- [Records]
-------------------------

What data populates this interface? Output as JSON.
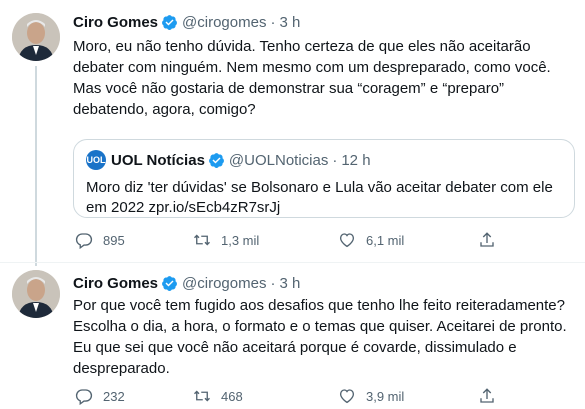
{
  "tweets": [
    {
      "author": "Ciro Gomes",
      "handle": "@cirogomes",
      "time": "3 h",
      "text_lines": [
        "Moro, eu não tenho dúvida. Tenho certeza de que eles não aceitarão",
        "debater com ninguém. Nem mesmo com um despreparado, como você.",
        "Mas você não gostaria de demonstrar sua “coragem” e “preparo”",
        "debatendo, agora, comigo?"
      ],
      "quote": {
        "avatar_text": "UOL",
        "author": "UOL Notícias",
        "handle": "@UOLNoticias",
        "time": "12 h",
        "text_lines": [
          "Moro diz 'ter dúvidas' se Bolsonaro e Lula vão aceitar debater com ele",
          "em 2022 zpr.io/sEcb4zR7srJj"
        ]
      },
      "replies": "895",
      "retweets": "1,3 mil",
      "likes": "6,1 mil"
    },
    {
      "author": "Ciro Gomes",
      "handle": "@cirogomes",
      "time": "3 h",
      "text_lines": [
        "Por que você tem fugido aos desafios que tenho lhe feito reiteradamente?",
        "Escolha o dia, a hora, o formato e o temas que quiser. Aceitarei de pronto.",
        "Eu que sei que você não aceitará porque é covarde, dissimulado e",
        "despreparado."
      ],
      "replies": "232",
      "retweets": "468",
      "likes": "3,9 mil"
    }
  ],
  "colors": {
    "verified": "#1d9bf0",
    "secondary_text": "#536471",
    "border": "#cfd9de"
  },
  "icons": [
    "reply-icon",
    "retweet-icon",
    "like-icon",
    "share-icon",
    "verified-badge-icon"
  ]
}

-------------------------

- [Instructions for the task] Gather each line of the records holding the string "tenho".

- [Full solution]
        "Moro, eu não tenho dúvida. Tenho certeza de que eles não aceitarão",
        "Por que você tem fugido aos desafios que tenho lhe feito reiteradamente?",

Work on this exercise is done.